Boutade, Juan Manuel Candal



La novela y la provocación


¿Qué cabe esperar de un libro titulado Boutade? La definición del término aportada por el Diccionario de la Real Academia parece un poco parca: “intervención pretendidamente ingeniosa, destinada por lo común a impresionar”. No queda del todo claro cómo debería impresionarnos, sin embargo, un libro que lleve ese título. ¿Deberá ser un tour de force? ¿Deberá ofrecer una idea “impresionante”, brillantemente expuesta y desarrollada, como los cuentos de Ted Chiang? En rigor, es fácil pensar en más connotaciones: ironía, provocación, iconoclastia y, por qué no, la sensación de que el autor está a punto de pasarse de listo o que nos propone, precisamente, ver hasta dónde podemos seguirlo o, parafraseando a Soda Stereo, ver hasta dónde llegará.
Algo de esto (de todo esto) hay en Boutade, la última novela (o nouvelle) de Juan Manuel Candal, pero también hay más, en tanto puede leérsela como todo lo contrario, como una novela honesta, sincera y sentida. Exponer la tensión entre esas dos posibles estrategias de lectura, aparentemente contrapuestas o mutuamente excluyentes, será el eje de este artículo.
Ciertamente hay en las páginas de la novela una vocación de tomarle el pelo al lector, de provocarlo, de irritarlo, incluso de agredirlo. Por ejemplo, en la primera de las abundantes notas o interpolaciones al texto principal del libro leemos:

Al final del libro se incluye un apéndice con una serie de alternativas musicales para posible escucha durante la lectura de este libro, si bien todas son prescindibles. La experiencia sonora puede producirse por una fuerza exterior o por la imaginación del lector. De un modo u otro, el que paga sos vos.

Datos registrados →

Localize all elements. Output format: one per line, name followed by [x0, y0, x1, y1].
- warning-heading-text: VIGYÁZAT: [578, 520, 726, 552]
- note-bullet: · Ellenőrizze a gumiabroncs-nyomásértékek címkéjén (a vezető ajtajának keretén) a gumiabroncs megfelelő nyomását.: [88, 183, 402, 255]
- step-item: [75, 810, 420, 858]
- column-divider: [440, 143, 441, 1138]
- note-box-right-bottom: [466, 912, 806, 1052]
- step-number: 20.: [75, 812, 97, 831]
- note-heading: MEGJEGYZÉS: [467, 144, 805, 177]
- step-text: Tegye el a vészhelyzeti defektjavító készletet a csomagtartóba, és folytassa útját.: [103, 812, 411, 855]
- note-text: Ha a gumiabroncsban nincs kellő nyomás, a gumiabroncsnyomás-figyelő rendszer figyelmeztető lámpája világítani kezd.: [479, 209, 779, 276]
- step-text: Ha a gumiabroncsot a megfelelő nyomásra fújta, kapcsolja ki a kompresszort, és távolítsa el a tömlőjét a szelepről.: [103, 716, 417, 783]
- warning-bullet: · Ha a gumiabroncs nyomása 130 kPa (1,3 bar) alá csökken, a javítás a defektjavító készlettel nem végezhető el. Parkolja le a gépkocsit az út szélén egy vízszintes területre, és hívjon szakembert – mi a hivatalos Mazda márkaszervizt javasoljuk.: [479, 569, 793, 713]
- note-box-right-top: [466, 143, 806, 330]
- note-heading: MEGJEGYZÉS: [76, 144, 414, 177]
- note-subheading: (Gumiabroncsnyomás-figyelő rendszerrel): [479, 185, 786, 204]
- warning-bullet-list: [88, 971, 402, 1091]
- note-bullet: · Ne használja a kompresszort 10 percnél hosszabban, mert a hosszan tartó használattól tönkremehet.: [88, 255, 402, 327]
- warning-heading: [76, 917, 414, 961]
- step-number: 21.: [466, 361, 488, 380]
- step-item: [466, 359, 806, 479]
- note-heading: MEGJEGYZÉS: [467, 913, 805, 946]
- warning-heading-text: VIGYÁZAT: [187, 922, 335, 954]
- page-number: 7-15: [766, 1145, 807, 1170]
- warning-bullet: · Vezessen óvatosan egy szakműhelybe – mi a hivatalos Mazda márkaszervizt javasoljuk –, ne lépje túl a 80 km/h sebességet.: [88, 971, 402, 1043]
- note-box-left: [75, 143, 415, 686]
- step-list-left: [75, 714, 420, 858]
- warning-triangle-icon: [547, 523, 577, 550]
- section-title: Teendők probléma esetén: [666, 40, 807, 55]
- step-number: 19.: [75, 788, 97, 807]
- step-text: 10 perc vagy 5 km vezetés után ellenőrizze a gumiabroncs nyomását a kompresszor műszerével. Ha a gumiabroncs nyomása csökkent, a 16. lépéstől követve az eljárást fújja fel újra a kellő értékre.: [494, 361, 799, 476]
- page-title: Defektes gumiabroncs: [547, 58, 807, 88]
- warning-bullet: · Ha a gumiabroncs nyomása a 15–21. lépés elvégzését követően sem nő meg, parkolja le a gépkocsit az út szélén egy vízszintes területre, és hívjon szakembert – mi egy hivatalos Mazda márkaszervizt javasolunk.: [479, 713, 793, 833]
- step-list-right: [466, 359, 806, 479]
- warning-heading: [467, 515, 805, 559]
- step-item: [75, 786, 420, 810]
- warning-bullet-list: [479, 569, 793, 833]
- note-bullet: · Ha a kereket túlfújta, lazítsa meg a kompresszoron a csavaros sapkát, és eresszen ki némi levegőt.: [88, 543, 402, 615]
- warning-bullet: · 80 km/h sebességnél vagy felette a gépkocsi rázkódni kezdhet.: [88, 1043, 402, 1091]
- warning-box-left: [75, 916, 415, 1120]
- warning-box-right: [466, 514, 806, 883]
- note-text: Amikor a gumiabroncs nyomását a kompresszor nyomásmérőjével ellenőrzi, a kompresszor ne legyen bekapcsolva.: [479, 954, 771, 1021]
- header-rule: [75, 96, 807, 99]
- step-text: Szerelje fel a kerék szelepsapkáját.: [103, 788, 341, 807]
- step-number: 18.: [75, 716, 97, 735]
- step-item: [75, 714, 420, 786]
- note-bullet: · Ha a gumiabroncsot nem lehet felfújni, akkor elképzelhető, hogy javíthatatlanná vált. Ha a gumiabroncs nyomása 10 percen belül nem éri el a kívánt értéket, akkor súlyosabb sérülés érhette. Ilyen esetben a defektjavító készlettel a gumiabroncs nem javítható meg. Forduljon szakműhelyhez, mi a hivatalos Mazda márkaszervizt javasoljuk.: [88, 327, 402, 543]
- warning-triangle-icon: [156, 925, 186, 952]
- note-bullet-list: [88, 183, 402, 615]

Tareas por realizar →
• a. Reescriba el tramo del fragmento sobre Boutade que va desde "Ciertamente hay en" hasta "paga sos vos.", sustituyendo "lector" por "público".
• b. Responda brevemente las siguientes preguntas sobre el fragmento sobre Boutade:
(i) ¿Cómo define el término el Diccionario de la Real Academia?
(ii) Según la primera nota citada, ¿qué se incluye al final del libro?
(iii) ¿Qué se anuncia como eje del artículo?

Las respuestas →
• a.
Ciertamente hay en las páginas de la novela una vocación de tomarle el pelo al público, de provocarlo, de irritarlo, incluso de agredirlo. Por ejemplo, en la primera de las abundantes notas o interpolaciones al texto principal del libro leemos:

Al final del libro se incluye un apéndice con una serie de alternativas musicales para posible escucha durante la lectura de este libro, si bien todas son prescindibles. La experiencia sonora puede producirse por una fuerza exterior o por la imaginación del público. De un modo u otro, el que paga sos vos.

• b.
(i) Como una "intervención pretendidamente ingeniosa, destinada por lo común a impresionar".
(ii) Un apéndice con una serie de alternativas musicales para posible escucha durante la lectura del libro.
(iii) Exponer la tensión entre las dos posibles estrategias de lectura, aparentemente contrapuestas o mutuamente excluyentes.